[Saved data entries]

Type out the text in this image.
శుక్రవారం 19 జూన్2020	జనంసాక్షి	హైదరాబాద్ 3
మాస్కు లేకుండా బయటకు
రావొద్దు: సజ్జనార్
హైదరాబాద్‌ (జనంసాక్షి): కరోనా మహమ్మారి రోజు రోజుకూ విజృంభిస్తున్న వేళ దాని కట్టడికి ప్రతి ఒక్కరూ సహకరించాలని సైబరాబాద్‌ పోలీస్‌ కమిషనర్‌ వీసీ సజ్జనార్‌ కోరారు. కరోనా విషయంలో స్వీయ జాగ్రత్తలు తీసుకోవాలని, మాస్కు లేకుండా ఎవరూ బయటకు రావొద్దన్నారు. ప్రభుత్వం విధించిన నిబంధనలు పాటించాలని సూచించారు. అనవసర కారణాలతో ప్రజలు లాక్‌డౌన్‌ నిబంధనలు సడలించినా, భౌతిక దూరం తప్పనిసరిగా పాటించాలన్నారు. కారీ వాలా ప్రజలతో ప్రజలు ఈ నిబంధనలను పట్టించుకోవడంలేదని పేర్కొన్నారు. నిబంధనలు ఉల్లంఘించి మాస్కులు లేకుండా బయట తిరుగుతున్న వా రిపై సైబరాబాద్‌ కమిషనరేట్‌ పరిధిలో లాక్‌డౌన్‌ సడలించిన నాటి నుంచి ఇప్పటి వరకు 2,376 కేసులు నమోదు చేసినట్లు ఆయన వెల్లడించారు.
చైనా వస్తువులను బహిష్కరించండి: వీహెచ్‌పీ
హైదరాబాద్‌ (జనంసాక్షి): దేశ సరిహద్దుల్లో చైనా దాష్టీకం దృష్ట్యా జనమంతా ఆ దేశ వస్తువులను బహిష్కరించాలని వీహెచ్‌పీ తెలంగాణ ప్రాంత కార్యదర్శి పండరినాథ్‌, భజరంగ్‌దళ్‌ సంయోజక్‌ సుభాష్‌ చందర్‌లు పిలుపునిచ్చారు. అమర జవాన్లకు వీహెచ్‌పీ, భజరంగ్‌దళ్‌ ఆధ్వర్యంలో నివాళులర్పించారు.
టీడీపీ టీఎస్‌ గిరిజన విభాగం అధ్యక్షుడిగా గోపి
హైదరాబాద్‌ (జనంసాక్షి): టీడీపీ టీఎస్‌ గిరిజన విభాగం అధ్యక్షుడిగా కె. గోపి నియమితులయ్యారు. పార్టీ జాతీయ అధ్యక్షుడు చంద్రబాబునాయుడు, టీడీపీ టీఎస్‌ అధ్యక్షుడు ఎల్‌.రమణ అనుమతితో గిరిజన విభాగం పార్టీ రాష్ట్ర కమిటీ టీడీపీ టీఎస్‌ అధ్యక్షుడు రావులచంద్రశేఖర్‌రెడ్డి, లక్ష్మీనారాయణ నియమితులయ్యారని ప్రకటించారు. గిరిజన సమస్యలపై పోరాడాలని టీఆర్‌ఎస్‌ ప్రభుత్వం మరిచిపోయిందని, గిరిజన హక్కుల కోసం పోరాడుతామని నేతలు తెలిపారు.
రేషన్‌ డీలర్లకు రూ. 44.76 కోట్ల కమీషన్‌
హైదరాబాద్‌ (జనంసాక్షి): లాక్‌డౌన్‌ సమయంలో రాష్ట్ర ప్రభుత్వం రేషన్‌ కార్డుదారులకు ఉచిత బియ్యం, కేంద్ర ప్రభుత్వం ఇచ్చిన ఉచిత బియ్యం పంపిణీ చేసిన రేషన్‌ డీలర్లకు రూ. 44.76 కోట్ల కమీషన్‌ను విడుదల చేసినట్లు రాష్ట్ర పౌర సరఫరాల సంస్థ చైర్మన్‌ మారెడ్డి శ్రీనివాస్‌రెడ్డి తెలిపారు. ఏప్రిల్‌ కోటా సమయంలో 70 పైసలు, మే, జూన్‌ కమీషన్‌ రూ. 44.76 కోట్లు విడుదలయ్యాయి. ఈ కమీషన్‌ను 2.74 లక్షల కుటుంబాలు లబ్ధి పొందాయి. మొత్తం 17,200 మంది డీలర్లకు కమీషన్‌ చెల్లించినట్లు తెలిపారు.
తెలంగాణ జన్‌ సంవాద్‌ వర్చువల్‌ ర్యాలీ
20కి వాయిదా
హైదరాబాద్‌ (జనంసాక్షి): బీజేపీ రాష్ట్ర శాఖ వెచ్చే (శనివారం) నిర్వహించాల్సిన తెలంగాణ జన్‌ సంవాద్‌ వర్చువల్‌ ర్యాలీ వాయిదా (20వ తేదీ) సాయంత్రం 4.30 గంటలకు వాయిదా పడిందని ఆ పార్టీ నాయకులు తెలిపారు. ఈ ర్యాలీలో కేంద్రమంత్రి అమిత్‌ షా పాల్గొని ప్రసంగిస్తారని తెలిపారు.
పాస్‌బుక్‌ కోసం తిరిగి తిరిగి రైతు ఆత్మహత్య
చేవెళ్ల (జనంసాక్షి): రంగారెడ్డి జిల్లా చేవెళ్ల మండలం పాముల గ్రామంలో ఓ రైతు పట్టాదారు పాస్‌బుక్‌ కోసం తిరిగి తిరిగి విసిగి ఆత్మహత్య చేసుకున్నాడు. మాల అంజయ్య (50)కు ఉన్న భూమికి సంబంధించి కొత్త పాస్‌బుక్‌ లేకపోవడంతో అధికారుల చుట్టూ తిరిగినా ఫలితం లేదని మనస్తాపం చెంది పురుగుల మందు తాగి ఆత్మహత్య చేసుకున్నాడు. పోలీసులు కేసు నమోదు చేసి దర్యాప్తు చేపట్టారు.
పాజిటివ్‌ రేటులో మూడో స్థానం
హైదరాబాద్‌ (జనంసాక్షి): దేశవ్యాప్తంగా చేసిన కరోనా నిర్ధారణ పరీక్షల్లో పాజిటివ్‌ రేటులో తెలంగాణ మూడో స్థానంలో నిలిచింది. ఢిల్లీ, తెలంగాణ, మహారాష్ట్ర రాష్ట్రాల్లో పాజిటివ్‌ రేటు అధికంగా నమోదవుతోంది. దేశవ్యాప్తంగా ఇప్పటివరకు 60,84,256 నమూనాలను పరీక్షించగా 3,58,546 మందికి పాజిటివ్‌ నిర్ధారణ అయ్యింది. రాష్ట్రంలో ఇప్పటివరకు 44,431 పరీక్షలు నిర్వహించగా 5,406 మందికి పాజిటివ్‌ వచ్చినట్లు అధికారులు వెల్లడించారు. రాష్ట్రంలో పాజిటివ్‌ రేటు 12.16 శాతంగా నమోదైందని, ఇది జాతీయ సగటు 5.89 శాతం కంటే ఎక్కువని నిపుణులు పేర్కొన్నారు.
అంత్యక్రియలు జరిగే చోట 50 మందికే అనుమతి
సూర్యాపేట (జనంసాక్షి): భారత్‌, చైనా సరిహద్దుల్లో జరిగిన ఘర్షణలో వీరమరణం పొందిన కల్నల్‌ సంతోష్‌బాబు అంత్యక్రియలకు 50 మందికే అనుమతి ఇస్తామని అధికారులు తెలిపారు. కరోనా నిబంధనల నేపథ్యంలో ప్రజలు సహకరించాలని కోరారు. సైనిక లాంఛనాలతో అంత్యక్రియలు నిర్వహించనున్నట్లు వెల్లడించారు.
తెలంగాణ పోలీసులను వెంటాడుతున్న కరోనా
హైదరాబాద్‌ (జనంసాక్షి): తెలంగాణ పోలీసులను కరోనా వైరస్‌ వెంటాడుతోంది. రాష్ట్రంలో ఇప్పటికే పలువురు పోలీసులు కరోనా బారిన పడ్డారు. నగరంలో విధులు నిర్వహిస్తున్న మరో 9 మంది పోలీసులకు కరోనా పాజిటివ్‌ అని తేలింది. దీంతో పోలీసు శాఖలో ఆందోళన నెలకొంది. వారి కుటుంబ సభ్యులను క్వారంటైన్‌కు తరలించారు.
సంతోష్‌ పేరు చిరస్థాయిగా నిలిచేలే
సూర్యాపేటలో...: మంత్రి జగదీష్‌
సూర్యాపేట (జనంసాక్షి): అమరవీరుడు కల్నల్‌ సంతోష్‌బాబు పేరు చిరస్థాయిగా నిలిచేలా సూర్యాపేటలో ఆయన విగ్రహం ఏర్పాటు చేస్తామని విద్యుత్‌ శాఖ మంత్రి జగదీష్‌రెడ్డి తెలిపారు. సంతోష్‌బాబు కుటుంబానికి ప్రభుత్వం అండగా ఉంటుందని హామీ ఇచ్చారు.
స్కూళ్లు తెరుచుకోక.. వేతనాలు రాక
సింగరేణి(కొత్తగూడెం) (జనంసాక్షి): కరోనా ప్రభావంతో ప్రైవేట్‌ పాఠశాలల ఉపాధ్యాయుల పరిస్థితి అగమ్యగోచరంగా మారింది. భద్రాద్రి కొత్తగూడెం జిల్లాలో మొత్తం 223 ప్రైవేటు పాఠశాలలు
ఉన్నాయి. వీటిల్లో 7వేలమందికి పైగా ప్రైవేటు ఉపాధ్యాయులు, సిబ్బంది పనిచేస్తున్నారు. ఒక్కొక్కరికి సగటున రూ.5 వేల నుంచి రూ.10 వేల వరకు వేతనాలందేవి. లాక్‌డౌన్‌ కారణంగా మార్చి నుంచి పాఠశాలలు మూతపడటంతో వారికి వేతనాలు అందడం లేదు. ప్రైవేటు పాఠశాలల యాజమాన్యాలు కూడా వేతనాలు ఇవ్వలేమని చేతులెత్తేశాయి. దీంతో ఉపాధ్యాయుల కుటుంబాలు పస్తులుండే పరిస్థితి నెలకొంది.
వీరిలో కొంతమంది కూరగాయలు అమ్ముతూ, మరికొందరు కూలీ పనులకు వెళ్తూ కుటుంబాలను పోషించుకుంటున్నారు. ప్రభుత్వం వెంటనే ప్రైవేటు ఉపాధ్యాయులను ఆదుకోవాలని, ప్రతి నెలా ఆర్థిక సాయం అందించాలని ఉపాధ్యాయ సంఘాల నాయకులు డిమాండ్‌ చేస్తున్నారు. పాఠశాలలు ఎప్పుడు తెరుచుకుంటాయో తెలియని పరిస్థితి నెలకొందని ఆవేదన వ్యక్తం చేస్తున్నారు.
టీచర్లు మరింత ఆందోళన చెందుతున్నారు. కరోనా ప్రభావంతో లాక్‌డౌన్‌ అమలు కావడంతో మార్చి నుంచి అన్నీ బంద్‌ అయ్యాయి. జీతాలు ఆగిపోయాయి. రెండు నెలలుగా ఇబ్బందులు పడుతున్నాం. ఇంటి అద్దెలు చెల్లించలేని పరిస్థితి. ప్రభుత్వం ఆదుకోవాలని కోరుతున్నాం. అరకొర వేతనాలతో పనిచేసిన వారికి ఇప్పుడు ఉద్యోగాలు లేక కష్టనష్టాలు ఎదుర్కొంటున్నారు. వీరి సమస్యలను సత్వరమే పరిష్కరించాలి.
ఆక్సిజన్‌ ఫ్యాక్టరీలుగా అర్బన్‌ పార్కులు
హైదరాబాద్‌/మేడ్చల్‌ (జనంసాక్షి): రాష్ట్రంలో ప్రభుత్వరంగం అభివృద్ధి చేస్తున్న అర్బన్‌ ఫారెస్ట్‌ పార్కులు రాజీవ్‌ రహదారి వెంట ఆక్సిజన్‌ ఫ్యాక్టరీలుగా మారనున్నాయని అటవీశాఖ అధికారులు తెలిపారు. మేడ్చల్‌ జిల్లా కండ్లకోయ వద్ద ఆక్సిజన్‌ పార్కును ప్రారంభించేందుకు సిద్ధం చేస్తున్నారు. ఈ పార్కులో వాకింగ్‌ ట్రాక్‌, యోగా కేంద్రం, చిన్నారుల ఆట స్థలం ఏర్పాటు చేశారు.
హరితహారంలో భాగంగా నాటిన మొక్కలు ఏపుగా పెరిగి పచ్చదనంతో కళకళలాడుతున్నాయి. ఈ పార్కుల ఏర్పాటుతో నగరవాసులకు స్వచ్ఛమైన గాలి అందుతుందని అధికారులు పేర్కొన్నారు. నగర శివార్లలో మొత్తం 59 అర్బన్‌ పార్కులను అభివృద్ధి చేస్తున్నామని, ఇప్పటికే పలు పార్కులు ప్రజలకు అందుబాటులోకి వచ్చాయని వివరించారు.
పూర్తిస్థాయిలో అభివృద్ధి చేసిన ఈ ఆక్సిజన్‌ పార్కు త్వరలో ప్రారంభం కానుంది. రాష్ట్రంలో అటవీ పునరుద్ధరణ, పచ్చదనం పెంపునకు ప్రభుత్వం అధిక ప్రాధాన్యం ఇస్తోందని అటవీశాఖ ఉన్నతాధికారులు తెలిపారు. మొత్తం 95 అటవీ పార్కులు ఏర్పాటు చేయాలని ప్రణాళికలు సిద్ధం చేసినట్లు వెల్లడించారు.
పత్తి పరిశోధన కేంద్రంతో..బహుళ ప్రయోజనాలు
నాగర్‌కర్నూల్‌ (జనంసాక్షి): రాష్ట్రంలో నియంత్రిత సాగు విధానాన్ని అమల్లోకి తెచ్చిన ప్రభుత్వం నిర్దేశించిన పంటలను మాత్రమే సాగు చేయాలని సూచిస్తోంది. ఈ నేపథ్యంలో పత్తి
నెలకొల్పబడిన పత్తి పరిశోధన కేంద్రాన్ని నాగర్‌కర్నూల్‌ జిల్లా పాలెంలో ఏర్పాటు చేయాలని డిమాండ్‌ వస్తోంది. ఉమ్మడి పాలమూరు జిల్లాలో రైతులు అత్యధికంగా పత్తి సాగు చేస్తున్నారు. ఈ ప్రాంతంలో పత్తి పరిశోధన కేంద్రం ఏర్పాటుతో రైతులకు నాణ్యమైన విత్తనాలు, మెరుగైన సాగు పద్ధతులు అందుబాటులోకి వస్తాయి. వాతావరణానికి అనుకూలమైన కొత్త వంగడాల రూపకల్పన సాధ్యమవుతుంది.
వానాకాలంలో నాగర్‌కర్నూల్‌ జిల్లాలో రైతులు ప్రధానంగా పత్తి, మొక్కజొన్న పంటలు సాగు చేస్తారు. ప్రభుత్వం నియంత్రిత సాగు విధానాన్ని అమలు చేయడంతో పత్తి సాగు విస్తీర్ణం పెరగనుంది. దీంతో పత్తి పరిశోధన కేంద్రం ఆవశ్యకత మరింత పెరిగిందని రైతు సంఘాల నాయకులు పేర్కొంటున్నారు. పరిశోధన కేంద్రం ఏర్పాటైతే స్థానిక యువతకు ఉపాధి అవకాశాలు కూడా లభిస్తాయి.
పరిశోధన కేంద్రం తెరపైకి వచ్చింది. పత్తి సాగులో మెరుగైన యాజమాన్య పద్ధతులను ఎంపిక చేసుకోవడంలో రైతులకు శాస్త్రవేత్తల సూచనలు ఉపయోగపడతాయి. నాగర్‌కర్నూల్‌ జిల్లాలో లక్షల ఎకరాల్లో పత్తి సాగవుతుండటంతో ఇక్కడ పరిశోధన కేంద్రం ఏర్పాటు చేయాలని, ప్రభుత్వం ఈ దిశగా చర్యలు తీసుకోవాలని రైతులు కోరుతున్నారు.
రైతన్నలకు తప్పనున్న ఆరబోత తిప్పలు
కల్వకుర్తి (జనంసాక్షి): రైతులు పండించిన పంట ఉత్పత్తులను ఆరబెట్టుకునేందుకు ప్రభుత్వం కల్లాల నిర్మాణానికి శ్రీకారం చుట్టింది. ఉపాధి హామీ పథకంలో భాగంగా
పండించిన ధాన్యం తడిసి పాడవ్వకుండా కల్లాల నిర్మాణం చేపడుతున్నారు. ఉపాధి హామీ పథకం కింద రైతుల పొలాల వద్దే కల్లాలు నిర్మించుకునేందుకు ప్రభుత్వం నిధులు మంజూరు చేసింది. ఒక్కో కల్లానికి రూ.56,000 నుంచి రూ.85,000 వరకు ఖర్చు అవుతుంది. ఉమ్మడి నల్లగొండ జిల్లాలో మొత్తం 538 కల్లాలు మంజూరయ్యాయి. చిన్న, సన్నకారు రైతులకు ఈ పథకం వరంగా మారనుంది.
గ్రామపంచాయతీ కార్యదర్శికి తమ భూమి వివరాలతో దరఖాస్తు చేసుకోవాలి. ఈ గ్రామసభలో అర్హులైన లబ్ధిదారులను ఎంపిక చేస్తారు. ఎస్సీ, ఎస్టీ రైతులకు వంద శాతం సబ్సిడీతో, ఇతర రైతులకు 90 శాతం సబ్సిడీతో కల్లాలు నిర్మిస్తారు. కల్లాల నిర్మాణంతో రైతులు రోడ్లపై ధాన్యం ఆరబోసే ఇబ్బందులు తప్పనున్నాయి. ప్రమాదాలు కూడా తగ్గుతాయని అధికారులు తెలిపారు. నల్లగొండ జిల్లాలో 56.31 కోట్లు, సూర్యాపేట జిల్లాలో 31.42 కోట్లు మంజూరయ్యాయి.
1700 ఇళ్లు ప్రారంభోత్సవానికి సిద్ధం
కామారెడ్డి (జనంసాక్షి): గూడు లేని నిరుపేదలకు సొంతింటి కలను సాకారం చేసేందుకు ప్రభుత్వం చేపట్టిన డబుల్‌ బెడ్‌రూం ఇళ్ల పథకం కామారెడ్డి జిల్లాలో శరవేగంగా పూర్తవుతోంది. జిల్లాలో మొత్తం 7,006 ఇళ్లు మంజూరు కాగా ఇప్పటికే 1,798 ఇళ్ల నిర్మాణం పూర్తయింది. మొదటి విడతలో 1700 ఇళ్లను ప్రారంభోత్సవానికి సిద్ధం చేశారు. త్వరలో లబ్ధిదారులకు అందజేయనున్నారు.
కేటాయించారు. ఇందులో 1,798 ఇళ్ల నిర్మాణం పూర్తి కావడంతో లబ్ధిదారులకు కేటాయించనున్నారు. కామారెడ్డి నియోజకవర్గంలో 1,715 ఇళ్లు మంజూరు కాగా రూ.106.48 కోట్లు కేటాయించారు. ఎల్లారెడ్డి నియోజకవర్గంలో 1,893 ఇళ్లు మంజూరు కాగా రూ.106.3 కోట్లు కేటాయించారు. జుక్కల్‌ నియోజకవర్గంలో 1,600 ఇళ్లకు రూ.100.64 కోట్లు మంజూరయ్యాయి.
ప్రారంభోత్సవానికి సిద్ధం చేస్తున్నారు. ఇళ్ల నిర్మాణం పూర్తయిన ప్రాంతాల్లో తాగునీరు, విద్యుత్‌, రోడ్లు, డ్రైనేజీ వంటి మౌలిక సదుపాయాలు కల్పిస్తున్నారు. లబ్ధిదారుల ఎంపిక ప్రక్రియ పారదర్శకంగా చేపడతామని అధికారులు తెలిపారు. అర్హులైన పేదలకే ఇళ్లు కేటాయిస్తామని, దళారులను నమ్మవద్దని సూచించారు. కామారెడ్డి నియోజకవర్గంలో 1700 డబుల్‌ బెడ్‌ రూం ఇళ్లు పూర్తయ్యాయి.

* [GIVEN EXERCISE]:
State how many lines of the listing include "జకవర", and nothing more.

* [RESULT BELOW]:
2